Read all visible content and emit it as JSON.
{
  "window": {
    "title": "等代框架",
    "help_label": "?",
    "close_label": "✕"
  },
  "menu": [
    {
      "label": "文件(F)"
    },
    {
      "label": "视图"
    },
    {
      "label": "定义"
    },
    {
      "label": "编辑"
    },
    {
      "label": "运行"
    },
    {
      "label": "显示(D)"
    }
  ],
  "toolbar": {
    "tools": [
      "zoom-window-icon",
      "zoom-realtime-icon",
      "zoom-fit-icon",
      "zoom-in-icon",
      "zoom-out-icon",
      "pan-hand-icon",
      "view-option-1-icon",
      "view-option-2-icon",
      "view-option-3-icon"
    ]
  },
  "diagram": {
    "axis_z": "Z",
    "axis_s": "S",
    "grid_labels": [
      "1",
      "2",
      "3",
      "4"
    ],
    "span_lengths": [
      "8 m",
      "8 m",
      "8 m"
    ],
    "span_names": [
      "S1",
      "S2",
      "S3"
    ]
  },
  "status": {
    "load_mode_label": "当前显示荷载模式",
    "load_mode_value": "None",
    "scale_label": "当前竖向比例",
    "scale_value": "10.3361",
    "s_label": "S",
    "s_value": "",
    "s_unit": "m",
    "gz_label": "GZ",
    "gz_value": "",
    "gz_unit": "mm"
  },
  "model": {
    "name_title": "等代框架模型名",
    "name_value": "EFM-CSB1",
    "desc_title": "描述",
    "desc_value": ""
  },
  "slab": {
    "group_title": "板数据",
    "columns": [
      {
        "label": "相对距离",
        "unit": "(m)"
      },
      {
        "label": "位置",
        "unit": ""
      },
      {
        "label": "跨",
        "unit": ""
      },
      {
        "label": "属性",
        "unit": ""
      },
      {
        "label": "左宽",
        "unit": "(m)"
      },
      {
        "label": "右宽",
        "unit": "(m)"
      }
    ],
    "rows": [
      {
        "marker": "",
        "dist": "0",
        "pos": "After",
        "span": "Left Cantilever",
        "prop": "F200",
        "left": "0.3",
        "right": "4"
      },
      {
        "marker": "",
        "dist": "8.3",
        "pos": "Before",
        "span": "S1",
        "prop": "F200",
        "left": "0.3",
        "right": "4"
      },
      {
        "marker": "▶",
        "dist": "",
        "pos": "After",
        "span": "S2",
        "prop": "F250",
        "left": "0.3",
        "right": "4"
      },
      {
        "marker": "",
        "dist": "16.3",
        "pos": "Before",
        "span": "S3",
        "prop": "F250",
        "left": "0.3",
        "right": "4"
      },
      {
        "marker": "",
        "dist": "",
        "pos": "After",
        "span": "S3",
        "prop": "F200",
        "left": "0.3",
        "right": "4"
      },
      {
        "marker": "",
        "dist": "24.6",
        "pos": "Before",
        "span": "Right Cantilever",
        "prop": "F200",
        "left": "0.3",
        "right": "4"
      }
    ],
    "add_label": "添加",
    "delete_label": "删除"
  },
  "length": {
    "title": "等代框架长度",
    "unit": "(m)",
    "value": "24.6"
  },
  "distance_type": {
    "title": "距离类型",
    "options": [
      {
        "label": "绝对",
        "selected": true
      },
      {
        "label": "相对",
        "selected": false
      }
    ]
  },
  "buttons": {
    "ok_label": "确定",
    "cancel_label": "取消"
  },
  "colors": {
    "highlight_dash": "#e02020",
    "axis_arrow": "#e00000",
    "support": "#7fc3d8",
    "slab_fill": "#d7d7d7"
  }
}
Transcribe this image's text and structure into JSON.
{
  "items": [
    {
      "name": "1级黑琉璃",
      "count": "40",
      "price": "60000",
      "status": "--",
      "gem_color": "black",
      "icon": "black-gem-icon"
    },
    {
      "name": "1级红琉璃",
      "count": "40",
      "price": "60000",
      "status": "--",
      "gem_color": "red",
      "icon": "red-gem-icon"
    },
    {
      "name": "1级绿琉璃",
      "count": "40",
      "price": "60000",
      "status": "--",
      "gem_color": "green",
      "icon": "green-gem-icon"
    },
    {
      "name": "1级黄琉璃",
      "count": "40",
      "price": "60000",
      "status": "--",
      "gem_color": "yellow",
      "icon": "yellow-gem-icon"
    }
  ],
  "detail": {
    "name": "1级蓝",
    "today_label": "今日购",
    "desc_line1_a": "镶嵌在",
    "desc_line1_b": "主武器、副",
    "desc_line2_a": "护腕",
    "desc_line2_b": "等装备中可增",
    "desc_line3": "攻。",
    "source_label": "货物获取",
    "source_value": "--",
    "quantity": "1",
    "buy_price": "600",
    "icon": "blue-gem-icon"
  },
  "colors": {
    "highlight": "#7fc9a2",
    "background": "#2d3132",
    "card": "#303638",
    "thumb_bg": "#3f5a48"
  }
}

______________________________

# WHAT THE EXERCISE ASKS
Count the lines of these entries that hold the string "yellow", and give only that number.

# OUTPUT OF THE TASK
2